# [AIM]
In the listing below, locate the lines that hold the string "黃金期貨價格". Copy those lines.

──────────────────────────────

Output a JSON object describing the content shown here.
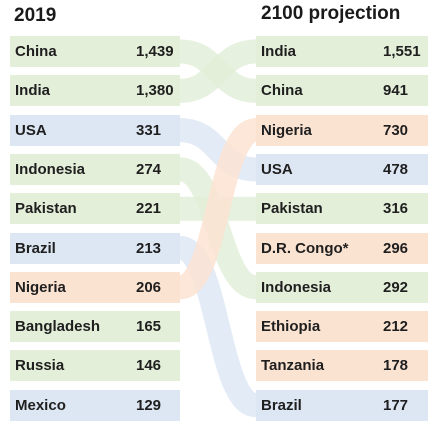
{
  "chart_data": {
    "type": "table",
    "left": {
      "title": "2019",
      "rows": [
        {
          "country": "China",
          "value": "1,439",
          "color": "#e3efd9"
        },
        {
          "country": "India",
          "value": "1,380",
          "color": "#e3efd9"
        },
        {
          "country": "USA",
          "value": "331",
          "color": "#dde7f4"
        },
        {
          "country": "Indonesia",
          "value": "274",
          "color": "#e3efd9"
        },
        {
          "country": "Pakistan",
          "value": "221",
          "color": "#e3efd9"
        },
        {
          "country": "Brazil",
          "value": "213",
          "color": "#dde7f4"
        },
        {
          "country": "Nigeria",
          "value": "206",
          "color": "#fbe3d2"
        },
        {
          "country": "Bangladesh",
          "value": "165",
          "color": "#e3efd9"
        },
        {
          "country": "Russia",
          "value": "146",
          "color": "#e3efd9"
        },
        {
          "country": "Mexico",
          "value": "129",
          "color": "#dde7f4"
        }
      ]
    },
    "right": {
      "title": "2100 projection",
      "rows": [
        {
          "country": "India",
          "value": "1,551",
          "color": "#e3efd9"
        },
        {
          "country": "China",
          "value": "941",
          "color": "#e3efd9"
        },
        {
          "country": "Nigeria",
          "value": "730",
          "color": "#fbe3d2"
        },
        {
          "country": "USA",
          "value": "478",
          "color": "#dde7f4"
        },
        {
          "country": "Pakistan",
          "value": "316",
          "color": "#e3efd9"
        },
        {
          "country": "D.R. Congo*",
          "value": "296",
          "color": "#fbe3d2"
        },
        {
          "country": "Indonesia",
          "value": "292",
          "color": "#e3efd9"
        },
        {
          "country": "Ethiopia",
          "value": "212",
          "color": "#fbe3d2"
        },
        {
          "country": "Tanzania",
          "value": "178",
          "color": "#fbe3d2"
        },
        {
          "country": "Brazil",
          "value": "177",
          "color": "#dde7f4"
        }
      ]
    },
    "connectors": [
      {
        "from": "China",
        "color": "#e3efd9"
      },
      {
        "from": "India",
        "color": "#e3efd9"
      },
      {
        "from": "USA",
        "color": "#dde7f4"
      },
      {
        "from": "Indonesia",
        "color": "#e3efd9"
      },
      {
        "from": "Pakistan",
        "color": "#e3efd9"
      },
      {
        "from": "Brazil",
        "color": "#dde7f4"
      },
      {
        "from": "Nigeria",
        "color": "#fbe3d2"
      }
    ]
  }
}
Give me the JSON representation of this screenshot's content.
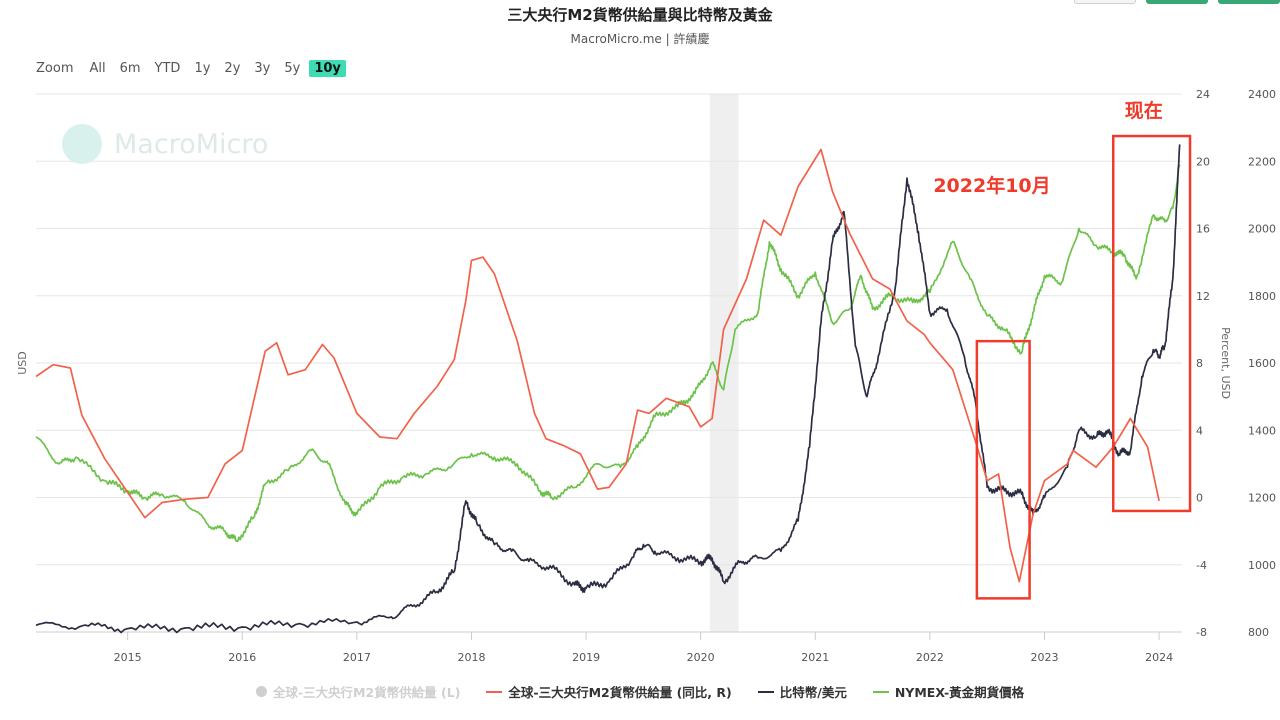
{
  "page": {
    "title": "三大央行M2貨幣供給量與比特幣及黃金",
    "subtitle": "MacroMicro.me | 許績慶",
    "watermark": "MacroMicro"
  },
  "zoom": {
    "label": "Zoom",
    "options": [
      "All",
      "6m",
      "YTD",
      "1y",
      "2y",
      "3y",
      "5y",
      "10y"
    ],
    "active": "10y"
  },
  "legend": [
    {
      "label": "全球-三大央行M2貨幣供給量 (L)",
      "color": "#cfcfcf",
      "enabled": false
    },
    {
      "label": "全球-三大央行M2貨幣供給量 (同比, R)",
      "color": "#f0624a",
      "enabled": true
    },
    {
      "label": "比特幣/美元",
      "color": "#2b2d42",
      "enabled": true
    },
    {
      "label": "NYMEX-黃金期貨價格",
      "color": "#6cc24a",
      "enabled": true
    }
  ],
  "annotations": {
    "oct2022_label": "2022年10月",
    "now_label": "现在",
    "color": "#f03a2a"
  },
  "chart_data": {
    "type": "line",
    "x_range": [
      2014.2,
      2024.2
    ],
    "x_ticks": [
      "2015",
      "2016",
      "2017",
      "2018",
      "2019",
      "2020",
      "2021",
      "2022",
      "2023",
      "2024"
    ],
    "left_axis_label": "USD",
    "right_axis_label": "Percent, USD",
    "percent_axis": {
      "min": -8,
      "max": 24,
      "ticks": [
        "24",
        "20",
        "16",
        "12",
        "8",
        "4",
        "0",
        "-4",
        "-8"
      ]
    },
    "usd_axis": {
      "min": 800,
      "max": 2400,
      "ticks": [
        "2400",
        "2200",
        "2000",
        "1800",
        "1600",
        "1400",
        "1200",
        "1000",
        "800"
      ]
    },
    "shaded_period": [
      2020.08,
      2020.33
    ],
    "series": [
      {
        "name": "全球-三大央行M2貨幣供給量 (同比, R)",
        "axis": "percent",
        "color": "#f0624a",
        "points": [
          [
            2014.2,
            7.2
          ],
          [
            2014.35,
            7.9
          ],
          [
            2014.5,
            7.7
          ],
          [
            2014.6,
            4.9
          ],
          [
            2014.8,
            2.3
          ],
          [
            2015.0,
            0.3
          ],
          [
            2015.15,
            -1.2
          ],
          [
            2015.3,
            -0.3
          ],
          [
            2015.5,
            -0.1
          ],
          [
            2015.7,
            0
          ],
          [
            2015.85,
            2.0
          ],
          [
            2016.0,
            2.8
          ],
          [
            2016.2,
            8.7
          ],
          [
            2016.3,
            9.2
          ],
          [
            2016.4,
            7.3
          ],
          [
            2016.55,
            7.6
          ],
          [
            2016.7,
            9.1
          ],
          [
            2016.8,
            8.3
          ],
          [
            2017.0,
            5.0
          ],
          [
            2017.2,
            3.6
          ],
          [
            2017.35,
            3.5
          ],
          [
            2017.5,
            5.0
          ],
          [
            2017.7,
            6.6
          ],
          [
            2017.85,
            8.2
          ],
          [
            2017.95,
            11.7
          ],
          [
            2018.0,
            14.1
          ],
          [
            2018.1,
            14.3
          ],
          [
            2018.2,
            13.3
          ],
          [
            2018.4,
            9.3
          ],
          [
            2018.55,
            5.0
          ],
          [
            2018.65,
            3.5
          ],
          [
            2018.8,
            3.1
          ],
          [
            2018.95,
            2.6
          ],
          [
            2019.1,
            0.5
          ],
          [
            2019.2,
            0.6
          ],
          [
            2019.35,
            2.0
          ],
          [
            2019.45,
            5.2
          ],
          [
            2019.55,
            5.0
          ],
          [
            2019.7,
            5.9
          ],
          [
            2019.9,
            5.4
          ],
          [
            2020.0,
            4.2
          ],
          [
            2020.1,
            4.7
          ],
          [
            2020.2,
            10.0
          ],
          [
            2020.4,
            13.0
          ],
          [
            2020.55,
            16.5
          ],
          [
            2020.7,
            15.6
          ],
          [
            2020.85,
            18.5
          ],
          [
            2021.05,
            20.7
          ],
          [
            2021.15,
            18.2
          ],
          [
            2021.3,
            15.7
          ],
          [
            2021.5,
            13.0
          ],
          [
            2021.65,
            12.4
          ],
          [
            2021.8,
            10.5
          ],
          [
            2021.95,
            9.7
          ],
          [
            2022.0,
            9.2
          ],
          [
            2022.2,
            7.6
          ],
          [
            2022.4,
            3.3
          ],
          [
            2022.5,
            1.0
          ],
          [
            2022.6,
            1.4
          ],
          [
            2022.7,
            -3.0
          ],
          [
            2022.78,
            -5.0
          ],
          [
            2022.9,
            -1.0
          ],
          [
            2023.0,
            1.0
          ],
          [
            2023.2,
            2.0
          ],
          [
            2023.25,
            2.8
          ],
          [
            2023.45,
            1.8
          ],
          [
            2023.6,
            3.0
          ],
          [
            2023.75,
            4.7
          ],
          [
            2023.9,
            3.0
          ],
          [
            2024.0,
            -0.2
          ]
        ]
      },
      {
        "name": "比特幣/美元",
        "axis": "usd",
        "color": "#2b2d42",
        "points": [
          [
            2014.2,
            820
          ],
          [
            2014.6,
            818
          ],
          [
            2015.0,
            810
          ],
          [
            2015.5,
            812
          ],
          [
            2016.0,
            815
          ],
          [
            2016.5,
            825
          ],
          [
            2017.0,
            830
          ],
          [
            2017.3,
            845
          ],
          [
            2017.5,
            880
          ],
          [
            2017.7,
            920
          ],
          [
            2017.85,
            980
          ],
          [
            2017.95,
            1190
          ],
          [
            2018.05,
            1120
          ],
          [
            2018.2,
            1060
          ],
          [
            2018.35,
            1040
          ],
          [
            2018.5,
            1010
          ],
          [
            2018.7,
            990
          ],
          [
            2018.9,
            940
          ],
          [
            2019.0,
            930
          ],
          [
            2019.2,
            950
          ],
          [
            2019.4,
            1020
          ],
          [
            2019.5,
            1060
          ],
          [
            2019.6,
            1040
          ],
          [
            2019.8,
            1020
          ],
          [
            2020.0,
            1010
          ],
          [
            2020.1,
            1020
          ],
          [
            2020.2,
            950
          ],
          [
            2020.35,
            1010
          ],
          [
            2020.5,
            1020
          ],
          [
            2020.7,
            1040
          ],
          [
            2020.85,
            1130
          ],
          [
            2020.95,
            1350
          ],
          [
            2021.05,
            1720
          ],
          [
            2021.15,
            1960
          ],
          [
            2021.25,
            2050
          ],
          [
            2021.35,
            1650
          ],
          [
            2021.45,
            1500
          ],
          [
            2021.55,
            1620
          ],
          [
            2021.7,
            1830
          ],
          [
            2021.8,
            2150
          ],
          [
            2021.9,
            1990
          ],
          [
            2022.0,
            1750
          ],
          [
            2022.15,
            1760
          ],
          [
            2022.3,
            1620
          ],
          [
            2022.4,
            1480
          ],
          [
            2022.5,
            1230
          ],
          [
            2022.65,
            1220
          ],
          [
            2022.8,
            1210
          ],
          [
            2022.9,
            1150
          ],
          [
            2023.0,
            1200
          ],
          [
            2023.2,
            1290
          ],
          [
            2023.3,
            1400
          ],
          [
            2023.45,
            1380
          ],
          [
            2023.55,
            1400
          ],
          [
            2023.65,
            1330
          ],
          [
            2023.75,
            1340
          ],
          [
            2023.85,
            1560
          ],
          [
            2023.95,
            1640
          ],
          [
            2024.0,
            1620
          ],
          [
            2024.05,
            1650
          ],
          [
            2024.12,
            1850
          ],
          [
            2024.18,
            2250
          ]
        ]
      },
      {
        "name": "NYMEX-黃金期貨價格",
        "axis": "usd",
        "color": "#6cc24a",
        "points": [
          [
            2014.2,
            1380
          ],
          [
            2014.4,
            1300
          ],
          [
            2014.55,
            1320
          ],
          [
            2014.8,
            1250
          ],
          [
            2015.0,
            1220
          ],
          [
            2015.15,
            1200
          ],
          [
            2015.3,
            1210
          ],
          [
            2015.5,
            1190
          ],
          [
            2015.7,
            1120
          ],
          [
            2015.85,
            1100
          ],
          [
            2015.95,
            1070
          ],
          [
            2016.1,
            1140
          ],
          [
            2016.2,
            1240
          ],
          [
            2016.4,
            1280
          ],
          [
            2016.6,
            1340
          ],
          [
            2016.75,
            1300
          ],
          [
            2016.9,
            1180
          ],
          [
            2017.0,
            1150
          ],
          [
            2017.2,
            1230
          ],
          [
            2017.4,
            1260
          ],
          [
            2017.6,
            1270
          ],
          [
            2017.8,
            1290
          ],
          [
            2018.0,
            1330
          ],
          [
            2018.2,
            1320
          ],
          [
            2018.4,
            1300
          ],
          [
            2018.6,
            1220
          ],
          [
            2018.7,
            1200
          ],
          [
            2018.9,
            1230
          ],
          [
            2019.1,
            1300
          ],
          [
            2019.3,
            1290
          ],
          [
            2019.45,
            1350
          ],
          [
            2019.6,
            1440
          ],
          [
            2019.8,
            1470
          ],
          [
            2019.95,
            1510
          ],
          [
            2020.1,
            1600
          ],
          [
            2020.2,
            1520
          ],
          [
            2020.3,
            1700
          ],
          [
            2020.5,
            1750
          ],
          [
            2020.6,
            1960
          ],
          [
            2020.7,
            1880
          ],
          [
            2020.85,
            1800
          ],
          [
            2021.0,
            1870
          ],
          [
            2021.15,
            1720
          ],
          [
            2021.3,
            1760
          ],
          [
            2021.4,
            1860
          ],
          [
            2021.5,
            1760
          ],
          [
            2021.65,
            1800
          ],
          [
            2021.85,
            1780
          ],
          [
            2022.0,
            1810
          ],
          [
            2022.2,
            1960
          ],
          [
            2022.35,
            1850
          ],
          [
            2022.5,
            1740
          ],
          [
            2022.65,
            1700
          ],
          [
            2022.8,
            1630
          ],
          [
            2022.9,
            1750
          ],
          [
            2023.0,
            1860
          ],
          [
            2023.15,
            1840
          ],
          [
            2023.3,
            2000
          ],
          [
            2023.45,
            1950
          ],
          [
            2023.6,
            1930
          ],
          [
            2023.7,
            1920
          ],
          [
            2023.8,
            1850
          ],
          [
            2023.95,
            2040
          ],
          [
            2024.05,
            2020
          ],
          [
            2024.12,
            2060
          ],
          [
            2024.18,
            2190
          ]
        ]
      }
    ]
  }
}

──────────────────────────────

# [SOLVED EXERCISE]
      "label": "NYMEX-黃金期貨價格",
        "name": "NYMEX-黃金期貨價格",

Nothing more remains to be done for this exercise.